Begin Information supplied
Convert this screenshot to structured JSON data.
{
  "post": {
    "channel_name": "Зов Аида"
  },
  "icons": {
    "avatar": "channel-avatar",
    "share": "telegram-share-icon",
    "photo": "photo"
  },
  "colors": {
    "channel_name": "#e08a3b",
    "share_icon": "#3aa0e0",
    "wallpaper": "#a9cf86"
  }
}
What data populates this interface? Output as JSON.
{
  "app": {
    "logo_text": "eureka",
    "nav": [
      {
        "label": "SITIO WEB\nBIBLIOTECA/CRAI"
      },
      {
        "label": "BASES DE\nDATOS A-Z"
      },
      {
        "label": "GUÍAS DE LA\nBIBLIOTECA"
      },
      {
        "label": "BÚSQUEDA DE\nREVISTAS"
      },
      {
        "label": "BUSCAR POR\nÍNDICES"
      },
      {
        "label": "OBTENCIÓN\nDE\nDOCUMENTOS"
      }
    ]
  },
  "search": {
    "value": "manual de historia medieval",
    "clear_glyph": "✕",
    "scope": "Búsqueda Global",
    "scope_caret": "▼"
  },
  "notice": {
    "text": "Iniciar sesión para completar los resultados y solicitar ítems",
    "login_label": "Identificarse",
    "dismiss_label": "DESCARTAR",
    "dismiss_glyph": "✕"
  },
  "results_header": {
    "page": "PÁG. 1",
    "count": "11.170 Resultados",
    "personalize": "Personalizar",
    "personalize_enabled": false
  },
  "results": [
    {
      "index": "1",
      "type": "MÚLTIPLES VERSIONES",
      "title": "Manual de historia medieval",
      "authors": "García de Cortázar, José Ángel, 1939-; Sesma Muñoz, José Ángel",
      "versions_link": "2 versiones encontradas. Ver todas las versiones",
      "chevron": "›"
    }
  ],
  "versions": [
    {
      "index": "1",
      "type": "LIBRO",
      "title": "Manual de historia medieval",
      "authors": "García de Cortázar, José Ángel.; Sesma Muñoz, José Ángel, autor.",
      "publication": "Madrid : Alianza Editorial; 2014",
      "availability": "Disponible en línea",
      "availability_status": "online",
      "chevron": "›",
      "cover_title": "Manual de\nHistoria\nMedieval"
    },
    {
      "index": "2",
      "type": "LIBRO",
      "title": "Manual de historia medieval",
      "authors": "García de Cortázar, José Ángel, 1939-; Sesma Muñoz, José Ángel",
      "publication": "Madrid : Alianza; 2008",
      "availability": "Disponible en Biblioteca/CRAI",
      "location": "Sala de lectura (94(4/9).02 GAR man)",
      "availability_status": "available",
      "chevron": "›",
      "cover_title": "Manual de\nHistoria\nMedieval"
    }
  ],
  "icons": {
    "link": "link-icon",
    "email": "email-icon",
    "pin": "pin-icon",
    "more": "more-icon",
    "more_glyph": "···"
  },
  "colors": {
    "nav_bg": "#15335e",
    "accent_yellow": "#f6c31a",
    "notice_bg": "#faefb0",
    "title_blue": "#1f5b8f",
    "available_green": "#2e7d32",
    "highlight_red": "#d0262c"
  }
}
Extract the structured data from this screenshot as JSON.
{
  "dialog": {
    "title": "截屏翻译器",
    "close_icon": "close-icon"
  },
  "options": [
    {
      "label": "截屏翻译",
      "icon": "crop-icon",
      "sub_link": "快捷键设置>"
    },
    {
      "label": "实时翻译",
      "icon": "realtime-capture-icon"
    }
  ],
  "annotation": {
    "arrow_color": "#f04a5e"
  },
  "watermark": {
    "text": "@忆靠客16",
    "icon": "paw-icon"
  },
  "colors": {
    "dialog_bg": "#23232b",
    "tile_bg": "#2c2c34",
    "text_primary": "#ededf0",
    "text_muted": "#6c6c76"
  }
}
End Information supplied
Search the material above for "structured". Pull out each line where it shows up.

• _Written solution_:
Convert this screenshot to structured JSON data.
Extract the structured data from this screenshot as JSON.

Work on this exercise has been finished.